_What the task asks_:
Write the next part of the text on treating cannabis addiction, picking up right after its final sentence.

_Document extract_:
########

Treating Cannabis Addiction


Most people entering treatment with CUD are in the precontemplative or contemplative stages of readiness for change. Assessment and education are the primary tools utilized to create discrepancy and move the user into preparation for change and beyond.


A full review of treatment approaches is well beyond the purview of this writing. However, an overview will be given.


The following three evidence-based interventions can be utilized singularly or in combination: motivational enhancement therapy (MET), cognitive behavioral therapy (CBT), and absintence-based contingency management (CM). 


Motivational Enhancement Therapy


The MET approach is grounded in research on processes of change. Prochaska and DiClemente (1984) described five stages of change people progress through in successfully navigating problem behaviors: precontemplation, contemplation, determination, action, and maintenance. 


Cognitive Behavioral Therapy


Cognitive behavioral therapy (CBT) is designed to reduce deficits in skills for coping with cues leading to marijuana use. Individuals who rely primarily on marijuana or other substances to cope have little choice but to resort to substance use when experiencing stress. The goal of this intervention is to teach basic skills needed to cope with situations that might lead to substance use. A major focus of CBT groups is the development and rehearsal of coping skills.


Contingency Management


Research has demonstrated the effectiveness of treatment approaches using contingency management (CM) principles. Tangible rewards are given to patients in order to reinforce positive behaviors such as abstinence. Studies conducted in both methadone programs and psychosocial counseling treatment programs demonstrate that incentive-based interventions are highly effective in increasing treatment retention and promoting abstinence from drugs.
Parental monitoring can help attenuate a number of negative adolescent behaviors, including gambling, sexual activity, and drug use. This involves parents knowing where their children are, who they are with, and what they are doing. There is a strong link between parental monitoring and decreased marijuana usage in adolescents. The strongest effects were seen in the female-only studies (Lac & Crano, 2009).

########

_Data section_:
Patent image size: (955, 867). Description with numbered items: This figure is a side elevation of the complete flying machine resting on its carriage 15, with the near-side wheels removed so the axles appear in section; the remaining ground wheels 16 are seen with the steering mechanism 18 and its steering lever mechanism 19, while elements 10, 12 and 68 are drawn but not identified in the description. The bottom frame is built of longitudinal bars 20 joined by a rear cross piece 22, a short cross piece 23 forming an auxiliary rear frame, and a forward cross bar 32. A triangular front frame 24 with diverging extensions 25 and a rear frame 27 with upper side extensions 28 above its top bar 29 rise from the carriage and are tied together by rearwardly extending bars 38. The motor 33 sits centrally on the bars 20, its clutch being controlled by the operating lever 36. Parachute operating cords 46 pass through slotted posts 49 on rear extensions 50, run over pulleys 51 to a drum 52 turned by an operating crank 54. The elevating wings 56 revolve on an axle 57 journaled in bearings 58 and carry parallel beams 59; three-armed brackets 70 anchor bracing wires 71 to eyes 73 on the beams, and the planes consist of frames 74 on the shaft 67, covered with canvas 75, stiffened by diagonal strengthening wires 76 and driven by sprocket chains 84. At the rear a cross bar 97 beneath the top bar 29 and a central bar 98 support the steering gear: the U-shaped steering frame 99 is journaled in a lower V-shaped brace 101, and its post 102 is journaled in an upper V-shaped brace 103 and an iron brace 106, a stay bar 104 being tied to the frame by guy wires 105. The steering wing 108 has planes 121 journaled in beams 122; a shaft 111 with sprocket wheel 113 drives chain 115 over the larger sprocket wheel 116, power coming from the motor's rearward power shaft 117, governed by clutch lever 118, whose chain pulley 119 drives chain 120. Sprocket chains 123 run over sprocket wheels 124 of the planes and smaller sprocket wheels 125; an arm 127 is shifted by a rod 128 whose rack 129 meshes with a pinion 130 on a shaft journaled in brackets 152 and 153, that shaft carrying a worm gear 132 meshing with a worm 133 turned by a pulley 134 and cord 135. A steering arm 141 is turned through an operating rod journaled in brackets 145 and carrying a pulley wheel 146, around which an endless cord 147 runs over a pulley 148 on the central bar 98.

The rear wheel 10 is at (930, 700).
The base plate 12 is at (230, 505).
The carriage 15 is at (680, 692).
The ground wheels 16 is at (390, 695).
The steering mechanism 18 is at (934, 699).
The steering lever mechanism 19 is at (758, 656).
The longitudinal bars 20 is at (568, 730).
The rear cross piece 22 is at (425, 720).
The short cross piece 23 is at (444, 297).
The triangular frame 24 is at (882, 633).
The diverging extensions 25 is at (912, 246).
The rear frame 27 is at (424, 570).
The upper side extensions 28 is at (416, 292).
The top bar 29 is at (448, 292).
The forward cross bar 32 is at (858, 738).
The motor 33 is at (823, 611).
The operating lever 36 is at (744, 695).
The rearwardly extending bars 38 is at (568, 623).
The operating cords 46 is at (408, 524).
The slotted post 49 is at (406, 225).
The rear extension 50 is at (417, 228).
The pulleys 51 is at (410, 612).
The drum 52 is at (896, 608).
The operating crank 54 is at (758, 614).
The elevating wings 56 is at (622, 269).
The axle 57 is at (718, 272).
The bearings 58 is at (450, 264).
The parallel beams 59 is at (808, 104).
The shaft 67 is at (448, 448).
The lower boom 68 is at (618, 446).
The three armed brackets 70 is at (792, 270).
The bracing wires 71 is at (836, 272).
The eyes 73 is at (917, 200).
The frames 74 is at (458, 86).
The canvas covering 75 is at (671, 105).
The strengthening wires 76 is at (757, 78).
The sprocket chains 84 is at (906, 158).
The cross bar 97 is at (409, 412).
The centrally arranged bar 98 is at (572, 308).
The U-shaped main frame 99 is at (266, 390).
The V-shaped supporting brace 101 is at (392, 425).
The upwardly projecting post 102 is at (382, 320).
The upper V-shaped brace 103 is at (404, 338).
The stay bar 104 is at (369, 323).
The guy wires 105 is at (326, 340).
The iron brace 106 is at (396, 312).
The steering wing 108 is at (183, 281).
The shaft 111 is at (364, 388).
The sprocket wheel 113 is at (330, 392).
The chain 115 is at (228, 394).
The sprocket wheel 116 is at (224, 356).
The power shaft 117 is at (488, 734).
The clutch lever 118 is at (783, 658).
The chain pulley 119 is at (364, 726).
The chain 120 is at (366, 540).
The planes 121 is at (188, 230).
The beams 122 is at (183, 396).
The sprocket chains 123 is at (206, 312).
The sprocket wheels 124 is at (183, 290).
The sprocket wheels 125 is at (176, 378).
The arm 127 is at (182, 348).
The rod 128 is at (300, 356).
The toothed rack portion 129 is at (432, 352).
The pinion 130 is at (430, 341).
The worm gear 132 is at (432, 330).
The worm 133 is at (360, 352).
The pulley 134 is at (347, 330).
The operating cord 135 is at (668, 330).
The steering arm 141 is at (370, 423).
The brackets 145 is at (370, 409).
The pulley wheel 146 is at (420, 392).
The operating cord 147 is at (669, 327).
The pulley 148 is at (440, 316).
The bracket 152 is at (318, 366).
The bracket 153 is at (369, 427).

########

_Expected output_:
The largest clinical trial for CUD evaluated the following five manualized outpatient treatments for teens (Dennis et al., 2004): 


  • MET/CBT5 (two individual and three groups)
  • MET/CBT12 (two individual and ten groups)
  • MET/CBT12 plus family support network (six parent education sessions, four home visits, and case management)
  • Community Reinforcement  Approach (ten individual and four parent sessions)
  • Multidimensional Family Therapy (six individual, three parent sessions, and six with both patient and family)




The results of the Dennis et al. study revealed significant decreases in cannabis use and symptoms of dependence were observed across treatments; no between-treatment differences were clearly observed; and nearly two-thirds of teens continued to report significant problems (2004). 


There is plenty of information available to clinicians that can assist in the treatment of cannabis-addicted patients. For example, the Cannabis Youth Treatment Series is a free series of publications provided by the Substance Abuse and Mental Health Services Administration. 




Cannabis use in the second decade of this century is a very confusing picture. I hope this article gives readers a better understanding of how cannabis impacts the body and mind. I also hope this information will give accurate information to those who work daily with those whose lives have been compromised by their addiction to cannabis products. Thank you for your tireless dedication toward helping those whose lives have become unmanageable.